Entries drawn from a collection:
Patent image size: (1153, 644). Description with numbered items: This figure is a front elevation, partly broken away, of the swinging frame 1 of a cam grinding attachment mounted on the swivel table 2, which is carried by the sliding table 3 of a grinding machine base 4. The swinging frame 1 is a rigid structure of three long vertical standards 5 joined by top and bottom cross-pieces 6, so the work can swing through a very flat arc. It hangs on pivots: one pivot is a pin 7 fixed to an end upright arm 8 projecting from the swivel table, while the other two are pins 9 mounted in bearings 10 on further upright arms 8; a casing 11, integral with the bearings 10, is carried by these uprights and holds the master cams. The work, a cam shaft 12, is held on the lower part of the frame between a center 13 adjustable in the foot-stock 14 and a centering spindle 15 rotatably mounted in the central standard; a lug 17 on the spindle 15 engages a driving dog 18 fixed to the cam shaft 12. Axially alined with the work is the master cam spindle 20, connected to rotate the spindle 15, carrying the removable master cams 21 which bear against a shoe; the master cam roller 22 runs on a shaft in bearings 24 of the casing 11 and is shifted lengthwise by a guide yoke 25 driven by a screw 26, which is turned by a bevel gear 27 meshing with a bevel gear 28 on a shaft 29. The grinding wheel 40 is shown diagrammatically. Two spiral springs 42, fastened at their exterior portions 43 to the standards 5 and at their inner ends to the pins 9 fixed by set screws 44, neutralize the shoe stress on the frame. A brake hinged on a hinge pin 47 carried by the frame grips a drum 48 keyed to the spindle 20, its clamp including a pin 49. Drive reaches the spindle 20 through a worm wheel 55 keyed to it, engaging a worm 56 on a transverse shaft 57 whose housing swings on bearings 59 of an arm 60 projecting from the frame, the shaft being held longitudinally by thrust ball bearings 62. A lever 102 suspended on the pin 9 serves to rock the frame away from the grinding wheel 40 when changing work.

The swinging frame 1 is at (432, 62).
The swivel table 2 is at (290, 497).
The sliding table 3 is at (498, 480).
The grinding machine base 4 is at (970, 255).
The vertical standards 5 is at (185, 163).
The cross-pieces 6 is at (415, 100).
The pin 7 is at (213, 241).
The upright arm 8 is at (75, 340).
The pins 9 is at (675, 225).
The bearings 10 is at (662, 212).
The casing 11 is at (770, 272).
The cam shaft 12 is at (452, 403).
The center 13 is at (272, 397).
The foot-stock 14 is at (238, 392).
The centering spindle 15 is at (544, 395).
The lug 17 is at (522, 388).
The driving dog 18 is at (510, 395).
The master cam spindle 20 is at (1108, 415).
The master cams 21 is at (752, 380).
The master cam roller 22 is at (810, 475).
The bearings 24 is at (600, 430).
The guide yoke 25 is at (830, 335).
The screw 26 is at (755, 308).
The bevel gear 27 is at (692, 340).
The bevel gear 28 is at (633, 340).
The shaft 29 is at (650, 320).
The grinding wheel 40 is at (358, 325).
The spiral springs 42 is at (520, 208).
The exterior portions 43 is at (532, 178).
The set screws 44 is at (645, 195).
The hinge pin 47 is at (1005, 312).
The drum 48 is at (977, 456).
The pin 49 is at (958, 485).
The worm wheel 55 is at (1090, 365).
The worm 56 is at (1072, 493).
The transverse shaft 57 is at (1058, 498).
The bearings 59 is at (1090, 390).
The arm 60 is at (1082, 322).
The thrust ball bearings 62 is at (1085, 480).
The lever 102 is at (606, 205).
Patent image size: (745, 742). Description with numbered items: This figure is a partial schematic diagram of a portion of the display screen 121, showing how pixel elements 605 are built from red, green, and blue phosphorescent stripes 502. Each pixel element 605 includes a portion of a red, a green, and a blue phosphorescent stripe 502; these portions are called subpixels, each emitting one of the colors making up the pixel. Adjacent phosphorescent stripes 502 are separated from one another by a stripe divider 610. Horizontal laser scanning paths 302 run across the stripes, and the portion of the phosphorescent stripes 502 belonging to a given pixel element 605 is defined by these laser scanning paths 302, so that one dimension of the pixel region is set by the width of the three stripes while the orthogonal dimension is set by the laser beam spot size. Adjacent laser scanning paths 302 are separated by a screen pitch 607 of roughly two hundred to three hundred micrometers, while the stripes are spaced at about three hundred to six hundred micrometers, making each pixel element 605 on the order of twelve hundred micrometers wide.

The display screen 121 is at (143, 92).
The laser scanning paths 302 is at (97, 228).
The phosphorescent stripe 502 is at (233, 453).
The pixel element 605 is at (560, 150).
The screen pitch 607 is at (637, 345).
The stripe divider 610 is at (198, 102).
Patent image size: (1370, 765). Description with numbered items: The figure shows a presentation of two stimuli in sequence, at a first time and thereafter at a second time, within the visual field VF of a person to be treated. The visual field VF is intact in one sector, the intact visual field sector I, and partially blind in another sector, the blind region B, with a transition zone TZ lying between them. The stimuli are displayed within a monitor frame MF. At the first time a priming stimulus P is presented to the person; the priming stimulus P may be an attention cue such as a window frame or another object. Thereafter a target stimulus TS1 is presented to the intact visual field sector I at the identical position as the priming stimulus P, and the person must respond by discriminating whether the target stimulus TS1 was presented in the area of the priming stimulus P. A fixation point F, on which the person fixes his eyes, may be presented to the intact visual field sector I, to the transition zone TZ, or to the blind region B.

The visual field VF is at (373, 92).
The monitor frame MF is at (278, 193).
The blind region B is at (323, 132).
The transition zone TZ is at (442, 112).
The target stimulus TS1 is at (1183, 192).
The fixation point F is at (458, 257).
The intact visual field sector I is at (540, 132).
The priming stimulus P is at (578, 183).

**What needs to be done**
Revise the lines so that each "Patent image size" becomes "Drawing dimensions". Leave everything else as it is.

**Answer for the task**
Drawing dimensions: (1153, 644). Description with numbered items: This figure is a front elevation, partly broken away, of the swinging frame 1 of a cam grinding attachment mounted on the swivel table 2, which is carried by the sliding table 3 of a grinding machine base 4. The swinging frame 1 is a rigid structure of three long vertical standards 5 joined by top and bottom cross-pieces 6, so the work can swing through a very flat arc. It hangs on pivots: one pivot is a pin 7 fixed to an end upright arm 8 projecting from the swivel table, while the other two are pins 9 mounted in bearings 10 on further upright arms 8; a casing 11, integral with the bearings 10, is carried by these uprights and holds the master cams. The work, a cam shaft 12, is held on the lower part of the frame between a center 13 adjustable in the foot-stock 14 and a centering spindle 15 rotatably mounted in the central standard; a lug 17 on the spindle 15 engages a driving dog 18 fixed to the cam shaft 12. Axially alined with the work is the master cam spindle 20, connected to rotate the spindle 15, carrying the removable master cams 21 which bear against a shoe; the master cam roller 22 runs on a shaft in bearings 24 of the casing 11 and is shifted lengthwise by a guide yoke 25 driven by a screw 26, which is turned by a bevel gear 27 meshing with a bevel gear 28 on a shaft 29. The grinding wheel 40 is shown diagrammatically. Two spiral springs 42, fastened at their exterior portions 43 to the standards 5 and at their inner ends to the pins 9 fixed by set screws 44, neutralize the shoe stress on the frame. A brake hinged on a hinge pin 47 carried by the frame grips a drum 48 keyed to the spindle 20, its clamp including a pin 49. Drive reaches the spindle 20 through a worm wheel 55 keyed to it, engaging a worm 56 on a transverse shaft 57 whose housing swings on bearings 59 of an arm 60 projecting from the frame, the shaft being held longitudinally by thrust ball bearings 62. A lever 102 suspended on the pin 9 serves to rock the frame away from the grinding wheel 40 when changing work.

The swinging frame 1 is at (432, 62).
The swivel table 2 is at (290, 497).
The sliding table 3 is at (498, 480).
The grinding machine base 4 is at (970, 255).
The vertical standards 5 is at (185, 163).
The cross-pieces 6 is at (415, 100).
The pin 7 is at (213, 241).
The upright arm 8 is at (75, 340).
The pins 9 is at (675, 225).
The bearings 10 is at (662, 212).
The casing 11 is at (770, 272).
The cam shaft 12 is at (452, 403).
The center 13 is at (272, 397).
The foot-stock 14 is at (238, 392).
The centering spindle 15 is at (544, 395).
The lug 17 is at (522, 388).
The driving dog 18 is at (510, 395).
The master cam spindle 20 is at (1108, 415).
The master cams 21 is at (752, 380).
The master cam roller 22 is at (810, 475).
The bearings 24 is at (600, 430).
The guide yoke 25 is at (830, 335).
The screw 26 is at (755, 308).
The bevel gear 27 is at (692, 340).
The bevel gear 28 is at (633, 340).
The shaft 29 is at (650, 320).
The grinding wheel 40 is at (358, 325).
The spiral springs 42 is at (520, 208).
The exterior portions 43 is at (532, 178).
The set screws 44 is at (645, 195).
The hinge pin 47 is at (1005, 312).
The drum 48 is at (977, 456).
The pin 49 is at (958, 485).
The worm wheel 55 is at (1090, 365).
The worm 56 is at (1072, 493).
The transverse shaft 57 is at (1058, 498).
The bearings 59 is at (1090, 390).
The arm 60 is at (1082, 322).
The thrust ball bearings 62 is at (1085, 480).
The lever 102 is at (606, 205).
Drawing dimensions: (745, 742). Description with numbered items: This figure is a partial schematic diagram of a portion of the display screen 121, showing how pixel elements 605 are built from red, green, and blue phosphorescent stripes 502. Each pixel element 605 includes a portion of a red, a green, and a blue phosphorescent stripe 502; these portions are called subpixels, each emitting one of the colors making up the pixel. Adjacent phosphorescent stripes 502 are separated from one another by a stripe divider 610. Horizontal laser scanning paths 302 run across the stripes, and the portion of the phosphorescent stripes 502 belonging to a given pixel element 605 is defined by these laser scanning paths 302, so that one dimension of the pixel region is set by the width of the three stripes while the orthogonal dimension is set by the laser beam spot size. Adjacent laser scanning paths 302 are separated by a screen pitch 607 of roughly two hundred to three hundred micrometers, while the stripes are spaced at about three hundred to six hundred micrometers, making each pixel element 605 on the order of twelve hundred micrometers wide.

The display screen 121 is at (143, 92).
The laser scanning paths 302 is at (97, 228).
The phosphorescent stripe 502 is at (233, 453).
The pixel element 605 is at (560, 150).
The screen pitch 607 is at (637, 345).
The stripe divider 610 is at (198, 102).
Drawing dimensions: (1370, 765). Description with numbered items: The figure shows a presentation of two stimuli in sequence, at a first time and thereafter at a second time, within the visual field VF of a person to be treated. The visual field VF is intact in one sector, the intact visual field sector I, and partially blind in another sector, the blind region B, with a transition zone TZ lying between them. The stimuli are displayed within a monitor frame MF. At the first time a priming stimulus P is presented to the person; the priming stimulus P may be an attention cue such as a window frame or another object. Thereafter a target stimulus TS1 is presented to the intact visual field sector I at the identical position as the priming stimulus P, and the person must respond by discriminating whether the target stimulus TS1 was presented in the area of the priming stimulus P. A fixation point F, on which the person fixes his eyes, may be presented to the intact visual field sector I, to the transition zone TZ, or to the blind region B.

The visual field VF is at (373, 92).
The monitor frame MF is at (278, 193).
The blind region B is at (323, 132).
The transition zone TZ is at (442, 112).
The target stimulus TS1 is at (1183, 192).
The fixation point F is at (458, 257).
The intact visual field sector I is at (540, 132).
The priming stimulus P is at (578, 183).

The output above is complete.